Prompt: Pick out each line in these entries that contains the string "xlabel".

Records about charts and figures
-----
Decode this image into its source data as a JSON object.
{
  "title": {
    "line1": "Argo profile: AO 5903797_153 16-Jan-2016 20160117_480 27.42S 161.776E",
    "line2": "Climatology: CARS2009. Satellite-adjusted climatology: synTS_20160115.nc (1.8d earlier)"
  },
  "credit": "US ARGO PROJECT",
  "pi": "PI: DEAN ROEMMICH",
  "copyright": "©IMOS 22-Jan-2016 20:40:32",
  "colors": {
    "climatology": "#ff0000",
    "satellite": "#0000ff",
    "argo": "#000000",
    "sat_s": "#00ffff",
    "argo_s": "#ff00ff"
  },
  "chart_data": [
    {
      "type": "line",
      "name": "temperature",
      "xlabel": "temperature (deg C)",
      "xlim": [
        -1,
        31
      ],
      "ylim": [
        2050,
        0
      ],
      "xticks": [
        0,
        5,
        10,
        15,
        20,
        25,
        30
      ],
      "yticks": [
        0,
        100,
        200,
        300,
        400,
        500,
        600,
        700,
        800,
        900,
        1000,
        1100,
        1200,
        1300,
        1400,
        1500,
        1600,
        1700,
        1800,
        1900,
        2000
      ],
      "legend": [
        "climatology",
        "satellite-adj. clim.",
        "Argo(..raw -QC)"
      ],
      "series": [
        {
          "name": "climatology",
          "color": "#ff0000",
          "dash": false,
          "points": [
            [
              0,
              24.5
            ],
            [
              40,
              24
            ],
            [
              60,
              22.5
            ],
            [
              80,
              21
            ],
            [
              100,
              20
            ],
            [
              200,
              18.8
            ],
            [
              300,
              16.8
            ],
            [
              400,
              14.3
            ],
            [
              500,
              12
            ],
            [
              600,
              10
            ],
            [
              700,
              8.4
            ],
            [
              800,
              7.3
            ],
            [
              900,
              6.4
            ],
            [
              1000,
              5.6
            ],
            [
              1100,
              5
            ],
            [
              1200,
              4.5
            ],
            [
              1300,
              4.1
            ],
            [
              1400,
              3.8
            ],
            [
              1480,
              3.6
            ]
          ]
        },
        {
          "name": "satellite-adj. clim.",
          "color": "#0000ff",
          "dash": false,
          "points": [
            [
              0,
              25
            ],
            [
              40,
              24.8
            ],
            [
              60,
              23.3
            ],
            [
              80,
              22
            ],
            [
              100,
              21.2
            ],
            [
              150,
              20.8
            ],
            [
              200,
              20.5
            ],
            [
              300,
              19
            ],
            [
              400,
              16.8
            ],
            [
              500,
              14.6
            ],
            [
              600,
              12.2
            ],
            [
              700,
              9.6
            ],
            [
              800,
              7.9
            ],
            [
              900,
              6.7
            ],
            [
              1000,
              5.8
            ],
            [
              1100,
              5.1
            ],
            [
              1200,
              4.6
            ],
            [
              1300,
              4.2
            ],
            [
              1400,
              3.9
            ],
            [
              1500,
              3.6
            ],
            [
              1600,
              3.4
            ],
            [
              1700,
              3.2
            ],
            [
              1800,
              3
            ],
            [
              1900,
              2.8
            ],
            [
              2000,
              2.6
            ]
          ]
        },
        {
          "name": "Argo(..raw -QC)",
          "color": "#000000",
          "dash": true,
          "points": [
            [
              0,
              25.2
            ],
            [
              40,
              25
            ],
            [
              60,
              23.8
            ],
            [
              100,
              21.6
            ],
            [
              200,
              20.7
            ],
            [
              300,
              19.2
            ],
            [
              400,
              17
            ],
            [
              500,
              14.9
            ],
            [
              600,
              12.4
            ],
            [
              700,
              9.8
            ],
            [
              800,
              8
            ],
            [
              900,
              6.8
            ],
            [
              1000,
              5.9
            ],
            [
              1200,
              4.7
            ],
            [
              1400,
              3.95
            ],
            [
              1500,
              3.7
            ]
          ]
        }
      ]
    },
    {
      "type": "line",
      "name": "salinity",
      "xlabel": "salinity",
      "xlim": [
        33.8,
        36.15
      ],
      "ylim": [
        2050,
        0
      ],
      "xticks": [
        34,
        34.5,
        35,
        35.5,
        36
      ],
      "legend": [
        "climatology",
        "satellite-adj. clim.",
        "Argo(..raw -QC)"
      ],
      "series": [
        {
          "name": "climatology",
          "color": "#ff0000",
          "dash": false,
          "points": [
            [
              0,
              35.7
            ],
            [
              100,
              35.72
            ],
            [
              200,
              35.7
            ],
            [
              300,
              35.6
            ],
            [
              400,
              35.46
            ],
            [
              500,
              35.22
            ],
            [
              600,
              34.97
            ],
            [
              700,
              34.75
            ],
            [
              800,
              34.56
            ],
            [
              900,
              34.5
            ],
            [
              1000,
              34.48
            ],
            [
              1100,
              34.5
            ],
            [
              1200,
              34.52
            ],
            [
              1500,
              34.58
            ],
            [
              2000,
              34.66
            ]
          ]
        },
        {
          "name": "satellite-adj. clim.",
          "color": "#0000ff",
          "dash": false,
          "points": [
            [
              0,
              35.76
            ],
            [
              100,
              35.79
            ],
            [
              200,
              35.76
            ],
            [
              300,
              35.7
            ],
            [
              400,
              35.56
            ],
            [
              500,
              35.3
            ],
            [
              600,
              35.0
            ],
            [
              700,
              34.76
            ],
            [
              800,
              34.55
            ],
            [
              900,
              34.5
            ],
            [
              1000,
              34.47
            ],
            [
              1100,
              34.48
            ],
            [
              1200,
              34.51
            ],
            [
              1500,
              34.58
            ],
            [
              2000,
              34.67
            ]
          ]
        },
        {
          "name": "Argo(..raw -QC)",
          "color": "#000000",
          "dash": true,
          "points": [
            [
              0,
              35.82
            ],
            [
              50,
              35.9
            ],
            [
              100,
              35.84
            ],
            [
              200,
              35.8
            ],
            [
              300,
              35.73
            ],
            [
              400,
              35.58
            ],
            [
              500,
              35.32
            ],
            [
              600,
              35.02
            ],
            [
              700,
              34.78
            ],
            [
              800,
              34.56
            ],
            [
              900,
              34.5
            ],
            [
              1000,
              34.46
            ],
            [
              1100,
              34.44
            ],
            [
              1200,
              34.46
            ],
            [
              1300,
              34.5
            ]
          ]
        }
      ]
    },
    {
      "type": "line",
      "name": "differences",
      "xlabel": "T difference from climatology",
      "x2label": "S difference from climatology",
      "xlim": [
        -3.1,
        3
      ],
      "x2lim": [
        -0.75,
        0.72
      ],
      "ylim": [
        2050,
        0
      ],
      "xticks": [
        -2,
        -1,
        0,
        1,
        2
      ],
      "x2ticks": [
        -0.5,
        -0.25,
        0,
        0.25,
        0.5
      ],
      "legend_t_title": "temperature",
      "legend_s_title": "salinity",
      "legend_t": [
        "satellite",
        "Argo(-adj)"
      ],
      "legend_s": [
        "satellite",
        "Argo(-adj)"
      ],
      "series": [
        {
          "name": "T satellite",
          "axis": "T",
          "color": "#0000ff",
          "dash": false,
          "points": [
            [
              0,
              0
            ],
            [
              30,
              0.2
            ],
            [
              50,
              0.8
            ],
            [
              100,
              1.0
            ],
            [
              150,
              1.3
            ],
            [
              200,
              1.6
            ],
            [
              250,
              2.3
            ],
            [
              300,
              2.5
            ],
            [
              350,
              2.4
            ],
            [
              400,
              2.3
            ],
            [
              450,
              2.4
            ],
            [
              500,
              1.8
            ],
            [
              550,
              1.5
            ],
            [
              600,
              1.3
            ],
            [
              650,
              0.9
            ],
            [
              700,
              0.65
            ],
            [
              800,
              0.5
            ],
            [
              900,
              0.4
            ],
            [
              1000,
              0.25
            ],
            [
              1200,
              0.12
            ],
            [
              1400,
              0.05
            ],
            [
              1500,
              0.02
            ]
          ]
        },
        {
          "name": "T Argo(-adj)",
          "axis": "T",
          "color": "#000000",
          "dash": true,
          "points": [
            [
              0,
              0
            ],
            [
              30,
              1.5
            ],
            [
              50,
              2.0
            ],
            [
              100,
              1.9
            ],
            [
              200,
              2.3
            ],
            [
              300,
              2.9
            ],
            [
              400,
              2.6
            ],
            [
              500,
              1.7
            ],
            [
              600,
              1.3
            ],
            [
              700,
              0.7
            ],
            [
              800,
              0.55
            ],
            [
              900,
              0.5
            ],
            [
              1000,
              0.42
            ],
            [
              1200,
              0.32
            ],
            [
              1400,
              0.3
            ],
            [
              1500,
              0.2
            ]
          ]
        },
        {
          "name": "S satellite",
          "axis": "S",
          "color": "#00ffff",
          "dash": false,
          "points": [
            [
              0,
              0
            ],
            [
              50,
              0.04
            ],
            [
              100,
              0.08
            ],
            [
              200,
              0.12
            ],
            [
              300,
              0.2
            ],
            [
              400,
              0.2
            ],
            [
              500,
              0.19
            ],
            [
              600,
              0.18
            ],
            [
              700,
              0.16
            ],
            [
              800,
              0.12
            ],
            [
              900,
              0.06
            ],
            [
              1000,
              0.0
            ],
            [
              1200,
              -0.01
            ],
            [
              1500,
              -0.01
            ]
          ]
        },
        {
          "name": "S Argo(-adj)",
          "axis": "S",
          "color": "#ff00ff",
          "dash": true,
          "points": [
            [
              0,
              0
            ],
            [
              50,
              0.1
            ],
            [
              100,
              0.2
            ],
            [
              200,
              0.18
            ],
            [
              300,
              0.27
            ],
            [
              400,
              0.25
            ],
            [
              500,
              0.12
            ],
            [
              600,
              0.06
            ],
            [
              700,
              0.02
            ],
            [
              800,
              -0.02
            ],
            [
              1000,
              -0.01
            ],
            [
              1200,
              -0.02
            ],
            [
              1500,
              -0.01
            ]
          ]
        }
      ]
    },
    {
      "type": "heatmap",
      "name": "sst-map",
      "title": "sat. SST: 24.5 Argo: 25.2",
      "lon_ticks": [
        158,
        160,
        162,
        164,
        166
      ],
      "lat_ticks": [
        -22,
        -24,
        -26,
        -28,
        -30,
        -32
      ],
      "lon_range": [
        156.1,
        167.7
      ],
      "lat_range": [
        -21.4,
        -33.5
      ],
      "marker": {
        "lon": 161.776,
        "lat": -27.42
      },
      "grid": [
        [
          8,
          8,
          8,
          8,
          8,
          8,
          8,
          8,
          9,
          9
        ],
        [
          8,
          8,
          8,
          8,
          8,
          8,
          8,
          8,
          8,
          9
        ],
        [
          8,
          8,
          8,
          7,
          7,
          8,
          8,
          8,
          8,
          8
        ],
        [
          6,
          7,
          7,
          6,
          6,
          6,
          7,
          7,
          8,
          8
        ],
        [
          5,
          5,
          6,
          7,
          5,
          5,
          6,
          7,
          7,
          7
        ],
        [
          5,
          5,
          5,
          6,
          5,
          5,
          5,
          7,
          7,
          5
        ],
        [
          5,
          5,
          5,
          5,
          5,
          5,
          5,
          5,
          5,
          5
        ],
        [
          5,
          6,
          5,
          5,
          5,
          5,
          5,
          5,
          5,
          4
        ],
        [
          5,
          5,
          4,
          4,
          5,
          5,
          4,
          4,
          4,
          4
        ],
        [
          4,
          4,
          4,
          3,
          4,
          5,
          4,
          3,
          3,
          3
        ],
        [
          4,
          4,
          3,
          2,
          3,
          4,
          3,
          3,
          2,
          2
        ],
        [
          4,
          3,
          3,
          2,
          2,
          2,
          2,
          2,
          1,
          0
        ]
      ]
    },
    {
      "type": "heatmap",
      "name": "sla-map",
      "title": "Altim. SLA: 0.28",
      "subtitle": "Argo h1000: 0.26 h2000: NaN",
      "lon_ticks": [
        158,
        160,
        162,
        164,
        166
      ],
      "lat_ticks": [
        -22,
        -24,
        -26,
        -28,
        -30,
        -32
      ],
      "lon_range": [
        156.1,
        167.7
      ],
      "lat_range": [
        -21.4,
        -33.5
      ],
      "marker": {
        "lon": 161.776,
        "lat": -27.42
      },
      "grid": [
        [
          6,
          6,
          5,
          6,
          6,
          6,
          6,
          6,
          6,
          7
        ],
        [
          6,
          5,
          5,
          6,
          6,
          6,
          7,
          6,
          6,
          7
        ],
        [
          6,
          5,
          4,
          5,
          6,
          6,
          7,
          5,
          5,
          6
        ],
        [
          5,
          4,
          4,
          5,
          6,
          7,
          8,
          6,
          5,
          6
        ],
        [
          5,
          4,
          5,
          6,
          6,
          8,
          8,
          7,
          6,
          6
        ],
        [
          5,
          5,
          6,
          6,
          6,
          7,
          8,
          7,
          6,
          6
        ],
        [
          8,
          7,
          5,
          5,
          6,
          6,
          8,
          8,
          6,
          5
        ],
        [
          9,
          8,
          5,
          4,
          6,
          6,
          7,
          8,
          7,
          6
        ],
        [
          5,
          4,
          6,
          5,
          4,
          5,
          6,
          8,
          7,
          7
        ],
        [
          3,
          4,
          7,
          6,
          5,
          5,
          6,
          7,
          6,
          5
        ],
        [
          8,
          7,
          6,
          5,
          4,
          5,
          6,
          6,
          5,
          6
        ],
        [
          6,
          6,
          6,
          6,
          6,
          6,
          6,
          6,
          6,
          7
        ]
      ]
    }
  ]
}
-----
Result of the task:
      "xlabel": "temperature (deg C)",
      "xlabel": "salinity",
      "xlabel": "T difference from climatology",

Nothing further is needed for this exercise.